(GEGEBENE DATEN)
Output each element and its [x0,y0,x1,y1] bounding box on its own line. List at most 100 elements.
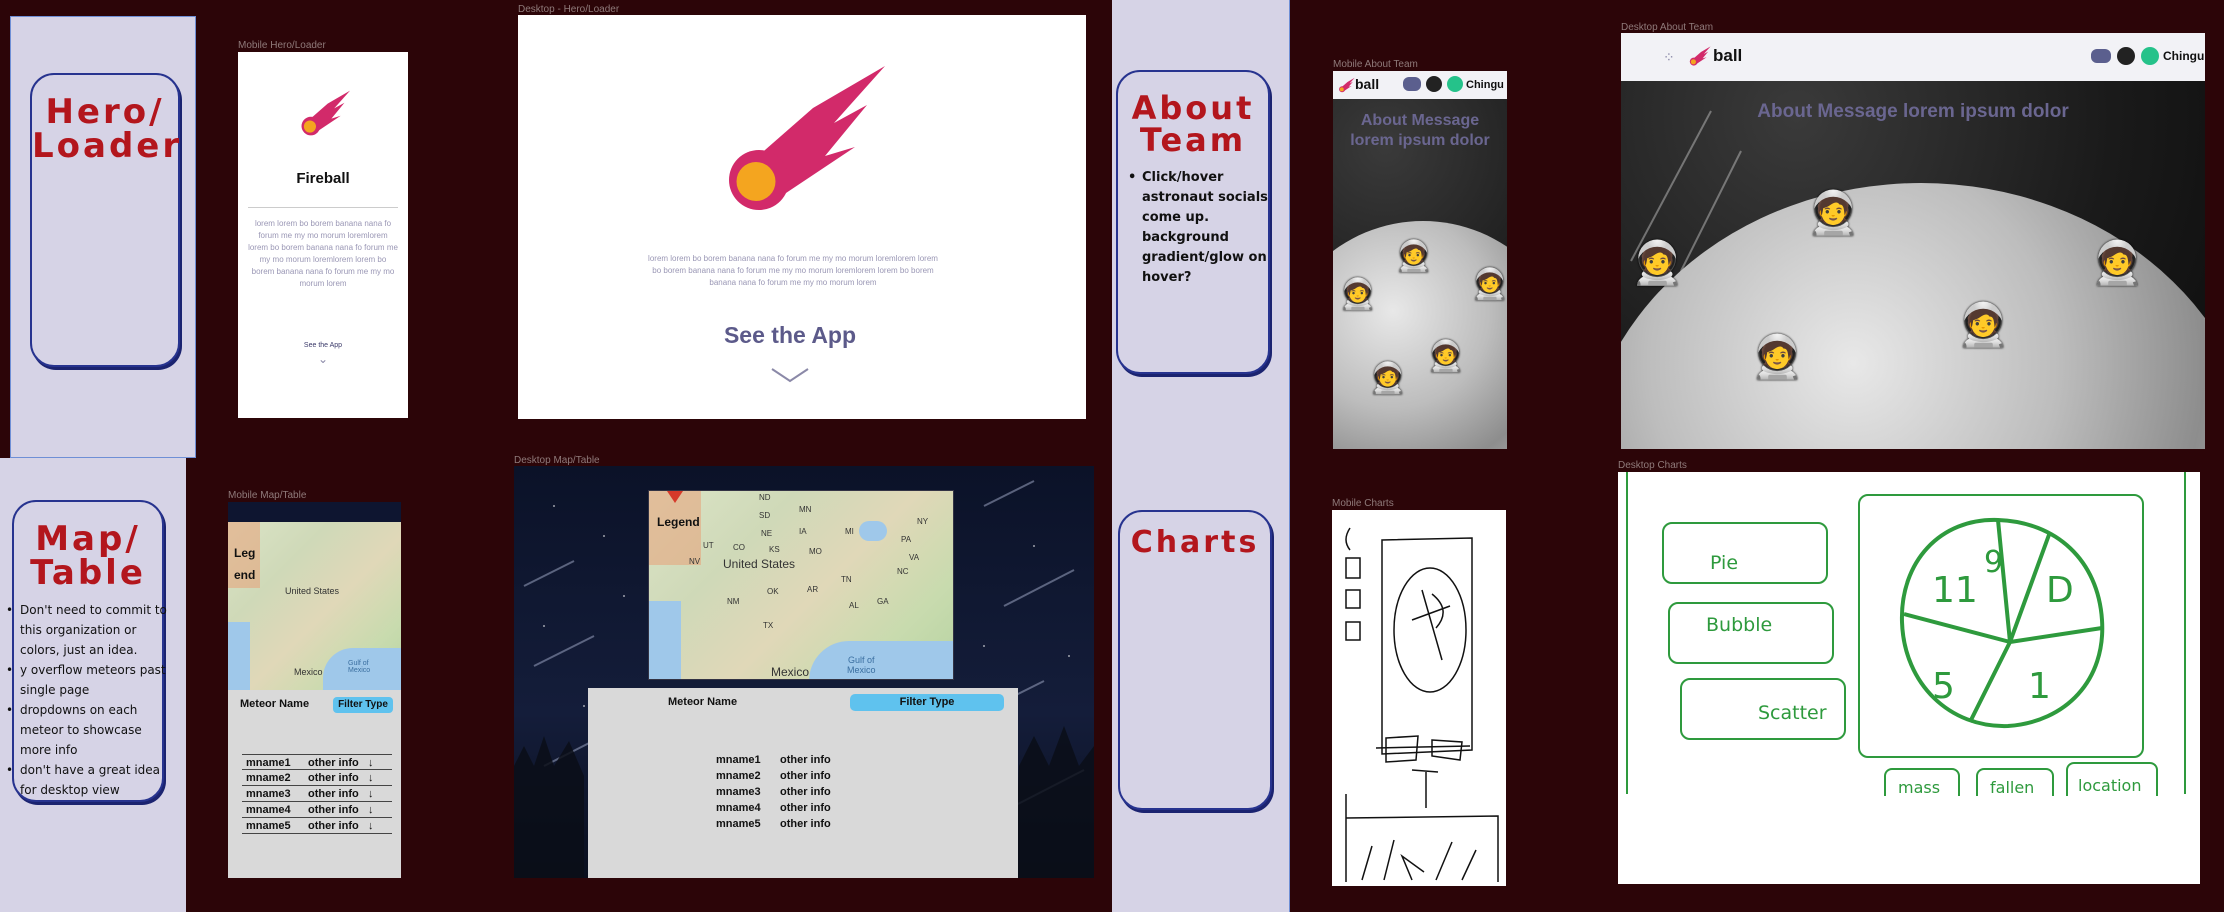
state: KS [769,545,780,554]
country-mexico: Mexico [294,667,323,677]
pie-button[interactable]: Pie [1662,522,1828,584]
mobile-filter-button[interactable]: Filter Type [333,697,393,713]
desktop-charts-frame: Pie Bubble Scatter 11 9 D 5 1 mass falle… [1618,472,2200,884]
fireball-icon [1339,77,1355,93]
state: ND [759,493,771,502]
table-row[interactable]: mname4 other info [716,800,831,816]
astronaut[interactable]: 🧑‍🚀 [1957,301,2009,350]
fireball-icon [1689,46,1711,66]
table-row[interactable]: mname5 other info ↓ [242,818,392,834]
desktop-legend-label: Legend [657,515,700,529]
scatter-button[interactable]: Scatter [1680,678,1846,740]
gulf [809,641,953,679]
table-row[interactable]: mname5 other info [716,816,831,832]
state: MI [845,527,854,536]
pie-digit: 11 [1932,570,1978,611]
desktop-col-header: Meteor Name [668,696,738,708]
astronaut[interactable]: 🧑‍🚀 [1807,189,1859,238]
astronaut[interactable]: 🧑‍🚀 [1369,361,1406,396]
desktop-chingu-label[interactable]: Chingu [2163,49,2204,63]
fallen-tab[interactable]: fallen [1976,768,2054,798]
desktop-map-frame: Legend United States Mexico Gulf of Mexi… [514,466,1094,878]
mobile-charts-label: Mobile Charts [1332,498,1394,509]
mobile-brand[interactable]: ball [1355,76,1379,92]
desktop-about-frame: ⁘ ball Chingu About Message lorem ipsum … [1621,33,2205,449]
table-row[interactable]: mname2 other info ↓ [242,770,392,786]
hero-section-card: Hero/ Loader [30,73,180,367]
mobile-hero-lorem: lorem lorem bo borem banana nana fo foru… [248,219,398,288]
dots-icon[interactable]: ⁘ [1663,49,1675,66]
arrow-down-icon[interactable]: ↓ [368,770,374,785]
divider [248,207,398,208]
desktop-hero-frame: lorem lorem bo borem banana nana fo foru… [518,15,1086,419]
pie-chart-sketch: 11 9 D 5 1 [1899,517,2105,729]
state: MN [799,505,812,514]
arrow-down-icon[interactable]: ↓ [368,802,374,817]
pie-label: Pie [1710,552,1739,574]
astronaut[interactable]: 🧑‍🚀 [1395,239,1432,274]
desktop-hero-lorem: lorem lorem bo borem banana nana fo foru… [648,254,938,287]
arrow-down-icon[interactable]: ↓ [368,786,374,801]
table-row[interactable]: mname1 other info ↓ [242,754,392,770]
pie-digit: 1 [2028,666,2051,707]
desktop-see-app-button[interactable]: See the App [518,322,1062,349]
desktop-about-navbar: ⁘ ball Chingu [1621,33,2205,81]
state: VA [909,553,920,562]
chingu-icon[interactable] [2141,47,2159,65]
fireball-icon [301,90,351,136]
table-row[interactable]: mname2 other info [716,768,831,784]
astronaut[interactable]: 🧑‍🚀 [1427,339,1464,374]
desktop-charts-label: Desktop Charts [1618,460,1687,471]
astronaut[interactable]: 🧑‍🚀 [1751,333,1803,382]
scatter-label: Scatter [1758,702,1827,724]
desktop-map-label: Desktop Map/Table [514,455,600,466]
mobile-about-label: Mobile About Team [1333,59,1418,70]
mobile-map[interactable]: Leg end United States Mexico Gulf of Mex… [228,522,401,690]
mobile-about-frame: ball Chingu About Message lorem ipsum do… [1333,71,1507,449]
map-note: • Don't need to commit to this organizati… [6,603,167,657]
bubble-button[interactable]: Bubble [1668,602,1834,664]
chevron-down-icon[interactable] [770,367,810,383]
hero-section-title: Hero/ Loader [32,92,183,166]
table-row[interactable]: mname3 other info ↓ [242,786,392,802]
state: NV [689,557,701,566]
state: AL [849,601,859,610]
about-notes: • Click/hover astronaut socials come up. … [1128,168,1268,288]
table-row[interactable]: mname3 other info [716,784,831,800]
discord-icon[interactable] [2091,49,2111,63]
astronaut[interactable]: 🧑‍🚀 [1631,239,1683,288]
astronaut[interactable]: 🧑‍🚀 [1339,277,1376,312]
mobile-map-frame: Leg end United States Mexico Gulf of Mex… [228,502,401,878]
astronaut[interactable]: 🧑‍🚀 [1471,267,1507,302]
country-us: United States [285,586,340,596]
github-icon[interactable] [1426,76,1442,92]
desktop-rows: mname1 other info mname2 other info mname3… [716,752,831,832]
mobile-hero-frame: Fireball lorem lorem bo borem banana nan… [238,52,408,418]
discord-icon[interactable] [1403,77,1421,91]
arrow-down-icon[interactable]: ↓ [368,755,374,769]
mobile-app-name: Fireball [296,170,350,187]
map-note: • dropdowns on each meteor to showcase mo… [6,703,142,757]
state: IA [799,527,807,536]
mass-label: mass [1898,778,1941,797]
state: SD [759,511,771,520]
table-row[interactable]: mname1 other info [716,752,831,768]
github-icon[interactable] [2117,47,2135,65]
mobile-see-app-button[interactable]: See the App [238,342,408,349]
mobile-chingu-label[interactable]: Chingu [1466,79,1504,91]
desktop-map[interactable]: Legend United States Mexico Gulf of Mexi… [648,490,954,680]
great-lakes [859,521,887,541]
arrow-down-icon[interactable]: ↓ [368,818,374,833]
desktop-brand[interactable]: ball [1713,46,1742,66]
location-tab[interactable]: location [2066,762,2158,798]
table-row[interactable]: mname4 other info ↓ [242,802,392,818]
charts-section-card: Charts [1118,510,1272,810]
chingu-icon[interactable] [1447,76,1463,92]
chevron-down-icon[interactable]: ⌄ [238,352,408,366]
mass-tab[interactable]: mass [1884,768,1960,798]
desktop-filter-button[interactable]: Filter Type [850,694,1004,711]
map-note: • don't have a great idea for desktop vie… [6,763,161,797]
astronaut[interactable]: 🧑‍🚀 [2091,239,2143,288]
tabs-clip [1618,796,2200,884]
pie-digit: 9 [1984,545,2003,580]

* * *

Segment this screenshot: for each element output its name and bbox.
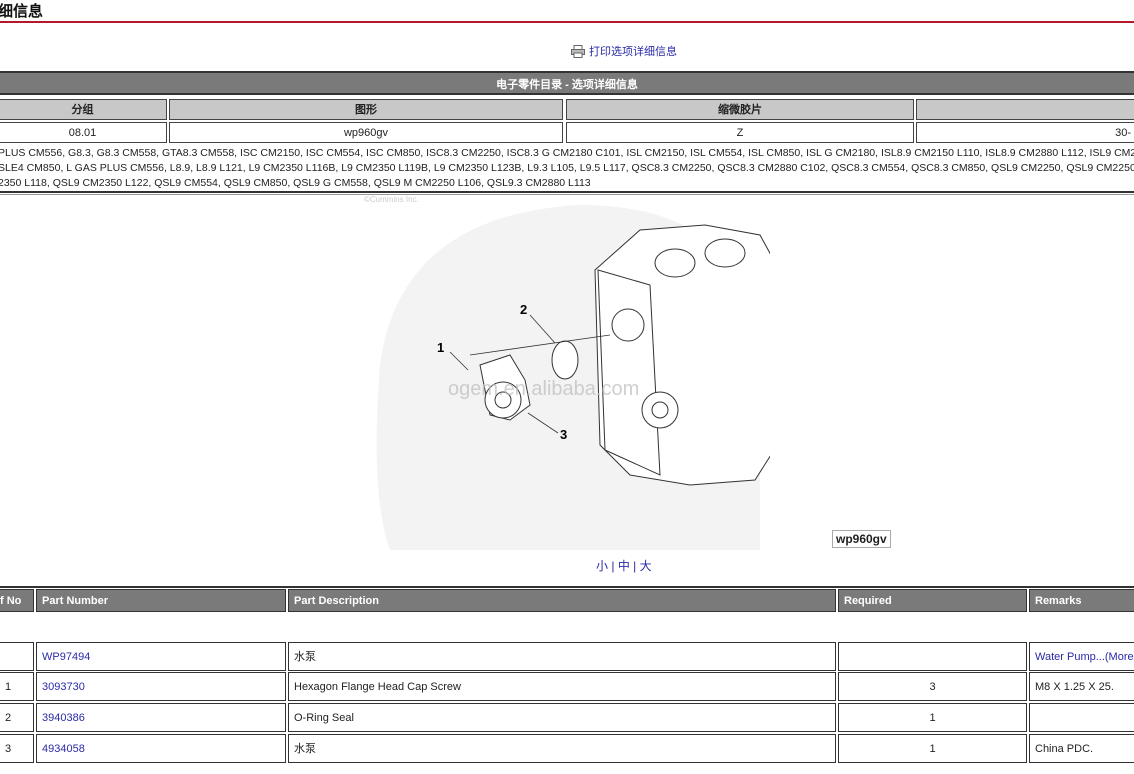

(ZU ERLEDIGEN) Gib jede Zeile der Einträge oben zurück, in der das Wort „chevron“ vorkommt. Groß- und Kleinschreibung wird unterschieden.

(LÖSUNG)
chevron-down-icon[interactable] [770,367,810,383]
chevron-down-icon[interactable]: ⌄ [238,352,408,366]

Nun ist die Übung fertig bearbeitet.